* start *

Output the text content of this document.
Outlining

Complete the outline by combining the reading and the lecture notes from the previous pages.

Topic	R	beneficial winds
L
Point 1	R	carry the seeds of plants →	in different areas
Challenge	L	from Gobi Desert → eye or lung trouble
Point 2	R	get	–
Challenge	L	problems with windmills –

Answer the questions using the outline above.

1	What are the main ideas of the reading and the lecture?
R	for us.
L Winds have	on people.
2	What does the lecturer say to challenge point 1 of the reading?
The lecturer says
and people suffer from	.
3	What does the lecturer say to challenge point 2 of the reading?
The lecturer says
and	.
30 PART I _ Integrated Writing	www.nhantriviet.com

* end *

> _SET TASK_:
Restate all of the entries exactly, please.

> _TASK RESULT_:
Output the text content of this document.
Outlining

Complete the outline by combining the reading and the lecture notes from the previous pages.

Topic	R	beneficial winds
L
Point 1	R	carry the seeds of plants →	in different areas
Challenge	L	from Gobi Desert → eye or lung trouble
Point 2	R	get	–
Challenge	L	problems with windmills –

Answer the questions using the outline above.

1	What are the main ideas of the reading and the lecture?
R	for us.
L Winds have	on people.
2	What does the lecturer say to challenge point 1 of the reading?
The lecturer says
and people suffer from	.
3	What does the lecturer say to challenge point 2 of the reading?
The lecturer says
and	.
30 PART I _ Integrated Writing	www.nhantriviet.com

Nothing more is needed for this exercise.